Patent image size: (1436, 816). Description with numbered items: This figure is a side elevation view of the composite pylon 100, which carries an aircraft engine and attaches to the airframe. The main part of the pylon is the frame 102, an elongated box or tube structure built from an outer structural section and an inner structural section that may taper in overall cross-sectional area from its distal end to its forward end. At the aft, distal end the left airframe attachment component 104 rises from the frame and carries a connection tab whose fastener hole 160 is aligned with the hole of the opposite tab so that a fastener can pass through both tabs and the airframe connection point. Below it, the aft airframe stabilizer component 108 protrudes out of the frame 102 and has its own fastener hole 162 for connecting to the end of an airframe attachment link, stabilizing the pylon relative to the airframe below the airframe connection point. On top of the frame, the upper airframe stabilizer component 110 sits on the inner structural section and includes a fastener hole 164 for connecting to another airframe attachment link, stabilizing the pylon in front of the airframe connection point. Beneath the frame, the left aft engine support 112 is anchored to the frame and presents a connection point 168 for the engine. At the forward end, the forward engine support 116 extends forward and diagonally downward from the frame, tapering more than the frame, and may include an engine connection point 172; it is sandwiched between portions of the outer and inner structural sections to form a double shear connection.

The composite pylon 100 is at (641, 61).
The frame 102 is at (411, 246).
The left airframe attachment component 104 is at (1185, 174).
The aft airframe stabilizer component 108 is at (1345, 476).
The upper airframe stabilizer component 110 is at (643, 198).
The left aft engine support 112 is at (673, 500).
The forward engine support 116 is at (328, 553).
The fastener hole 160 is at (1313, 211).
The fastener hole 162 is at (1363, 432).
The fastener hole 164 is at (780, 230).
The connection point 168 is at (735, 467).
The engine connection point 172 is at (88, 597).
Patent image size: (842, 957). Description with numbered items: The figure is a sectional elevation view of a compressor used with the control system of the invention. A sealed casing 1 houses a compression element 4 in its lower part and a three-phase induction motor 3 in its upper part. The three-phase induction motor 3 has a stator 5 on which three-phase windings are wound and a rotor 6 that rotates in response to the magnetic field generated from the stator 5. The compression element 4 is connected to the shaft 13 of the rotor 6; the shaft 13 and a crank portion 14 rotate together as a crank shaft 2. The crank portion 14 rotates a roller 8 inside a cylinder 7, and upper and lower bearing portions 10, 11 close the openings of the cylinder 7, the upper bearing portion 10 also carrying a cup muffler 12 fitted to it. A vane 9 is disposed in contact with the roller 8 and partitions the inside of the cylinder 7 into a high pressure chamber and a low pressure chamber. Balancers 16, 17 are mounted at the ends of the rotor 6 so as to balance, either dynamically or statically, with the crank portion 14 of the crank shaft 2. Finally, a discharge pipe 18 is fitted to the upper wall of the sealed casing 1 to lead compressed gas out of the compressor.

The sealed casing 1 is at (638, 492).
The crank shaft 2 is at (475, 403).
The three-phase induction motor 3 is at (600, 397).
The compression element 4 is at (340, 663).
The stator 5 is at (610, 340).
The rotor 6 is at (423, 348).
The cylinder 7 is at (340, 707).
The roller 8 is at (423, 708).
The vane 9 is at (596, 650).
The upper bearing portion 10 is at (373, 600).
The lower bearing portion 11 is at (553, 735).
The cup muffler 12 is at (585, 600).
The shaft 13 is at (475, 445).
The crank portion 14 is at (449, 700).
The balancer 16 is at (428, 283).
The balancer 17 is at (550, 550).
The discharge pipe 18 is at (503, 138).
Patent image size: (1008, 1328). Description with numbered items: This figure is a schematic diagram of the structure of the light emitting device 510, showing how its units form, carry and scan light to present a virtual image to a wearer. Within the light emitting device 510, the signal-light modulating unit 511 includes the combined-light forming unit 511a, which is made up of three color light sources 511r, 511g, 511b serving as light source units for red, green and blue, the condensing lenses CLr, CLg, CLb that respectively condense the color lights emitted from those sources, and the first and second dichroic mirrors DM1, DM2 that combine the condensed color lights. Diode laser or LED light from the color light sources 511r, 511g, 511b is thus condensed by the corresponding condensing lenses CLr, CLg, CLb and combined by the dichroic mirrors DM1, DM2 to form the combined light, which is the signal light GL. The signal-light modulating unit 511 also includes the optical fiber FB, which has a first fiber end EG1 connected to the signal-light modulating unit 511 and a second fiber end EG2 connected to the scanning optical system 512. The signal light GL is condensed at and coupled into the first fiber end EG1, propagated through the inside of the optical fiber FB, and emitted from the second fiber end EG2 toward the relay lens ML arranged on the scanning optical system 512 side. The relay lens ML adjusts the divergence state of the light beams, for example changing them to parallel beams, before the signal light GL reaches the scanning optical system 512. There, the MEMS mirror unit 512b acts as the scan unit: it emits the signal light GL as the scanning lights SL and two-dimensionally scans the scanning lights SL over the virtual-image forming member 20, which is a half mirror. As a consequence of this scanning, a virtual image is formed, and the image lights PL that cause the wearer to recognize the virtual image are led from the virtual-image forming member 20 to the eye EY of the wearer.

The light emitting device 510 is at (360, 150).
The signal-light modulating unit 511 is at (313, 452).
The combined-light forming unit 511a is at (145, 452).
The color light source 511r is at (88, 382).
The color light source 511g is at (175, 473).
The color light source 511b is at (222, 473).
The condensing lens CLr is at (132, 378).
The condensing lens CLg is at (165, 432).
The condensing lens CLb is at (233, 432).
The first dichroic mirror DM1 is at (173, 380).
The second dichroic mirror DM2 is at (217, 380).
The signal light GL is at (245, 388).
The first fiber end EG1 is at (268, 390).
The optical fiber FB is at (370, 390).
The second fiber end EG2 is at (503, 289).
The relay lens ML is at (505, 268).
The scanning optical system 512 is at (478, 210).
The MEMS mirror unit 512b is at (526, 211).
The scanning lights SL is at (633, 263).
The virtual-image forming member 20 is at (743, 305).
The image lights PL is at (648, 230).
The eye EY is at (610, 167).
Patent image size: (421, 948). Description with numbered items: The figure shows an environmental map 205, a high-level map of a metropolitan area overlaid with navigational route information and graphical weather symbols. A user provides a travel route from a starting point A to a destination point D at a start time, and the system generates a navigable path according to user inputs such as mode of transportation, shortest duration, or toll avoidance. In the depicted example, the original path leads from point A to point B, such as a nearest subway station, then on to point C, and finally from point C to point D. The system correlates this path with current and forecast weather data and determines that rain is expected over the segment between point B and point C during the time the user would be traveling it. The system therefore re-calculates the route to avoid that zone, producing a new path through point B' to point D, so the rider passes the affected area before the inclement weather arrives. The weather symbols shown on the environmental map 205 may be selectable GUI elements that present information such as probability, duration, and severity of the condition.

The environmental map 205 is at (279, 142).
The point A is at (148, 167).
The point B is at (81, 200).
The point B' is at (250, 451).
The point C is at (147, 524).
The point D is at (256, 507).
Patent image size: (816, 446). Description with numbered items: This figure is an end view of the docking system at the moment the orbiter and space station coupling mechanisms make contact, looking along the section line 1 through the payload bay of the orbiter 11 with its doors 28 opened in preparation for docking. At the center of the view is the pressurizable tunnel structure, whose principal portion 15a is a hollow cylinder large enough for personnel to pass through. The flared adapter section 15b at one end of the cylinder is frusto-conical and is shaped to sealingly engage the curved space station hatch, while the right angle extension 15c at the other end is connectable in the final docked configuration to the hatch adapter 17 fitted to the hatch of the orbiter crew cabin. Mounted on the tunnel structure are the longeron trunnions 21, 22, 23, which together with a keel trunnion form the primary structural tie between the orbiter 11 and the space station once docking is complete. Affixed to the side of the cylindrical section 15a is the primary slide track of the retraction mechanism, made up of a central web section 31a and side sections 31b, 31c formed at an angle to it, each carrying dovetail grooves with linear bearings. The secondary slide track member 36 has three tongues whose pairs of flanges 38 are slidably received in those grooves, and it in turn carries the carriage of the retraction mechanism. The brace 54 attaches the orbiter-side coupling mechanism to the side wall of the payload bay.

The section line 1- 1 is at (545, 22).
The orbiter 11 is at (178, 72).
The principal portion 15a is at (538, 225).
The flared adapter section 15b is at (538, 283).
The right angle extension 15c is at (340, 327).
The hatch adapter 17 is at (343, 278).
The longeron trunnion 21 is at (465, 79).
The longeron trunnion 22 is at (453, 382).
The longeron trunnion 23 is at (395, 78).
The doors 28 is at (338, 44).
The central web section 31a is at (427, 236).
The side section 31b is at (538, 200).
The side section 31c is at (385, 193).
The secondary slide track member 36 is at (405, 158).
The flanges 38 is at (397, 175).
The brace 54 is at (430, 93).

GOAL OF THE EXERCISE: Please rewrite the entries from the start through the line holding "The left aft engine support 112 is at", inclusive, with "double shear connection" replaced by "single shear connection" and everything else left unchanged.

REPLY TO THE EXERCISE:
Patent image size: (1436, 816). Description with numbered items: This figure is a side elevation view of the composite pylon 100, which carries an aircraft engine and attaches to the airframe. The main part of the pylon is the frame 102, an elongated box or tube structure built from an outer structural section and an inner structural section that may taper in overall cross-sectional area from its distal end to its forward end. At the aft, distal end the left airframe attachment component 104 rises from the frame and carries a connection tab whose fastener hole 160 is aligned with the hole of the opposite tab so that a fastener can pass through both tabs and the airframe connection point. Below it, the aft airframe stabilizer component 108 protrudes out of the frame 102 and has its own fastener hole 162 for connecting to the end of an airframe attachment link, stabilizing the pylon relative to the airframe below the airframe connection point. On top of the frame, the upper airframe stabilizer component 110 sits on the inner structural section and includes a fastener hole 164 for connecting to another airframe attachment link, stabilizing the pylon in front of the airframe connection point. Beneath the frame, the left aft engine support 112 is anchored to the frame and presents a connection point 168 for the engine. At the forward end, the forward engine support 116 extends forward and diagonally downward from the frame, tapering more than the frame, and may include an engine connection point 172; it is sandwiched between portions of the outer and inner structural sections to form a single shear connection.

The composite pylon 100 is at (641, 61).
The frame 102 is at (411, 246).
The left airframe attachment component 104 is at (1185, 174).
The aft airframe stabilizer component 108 is at (1345, 476).
The upper airframe stabilizer component 110 is at (643, 198).
The left aft engine support 112 is at (673, 500).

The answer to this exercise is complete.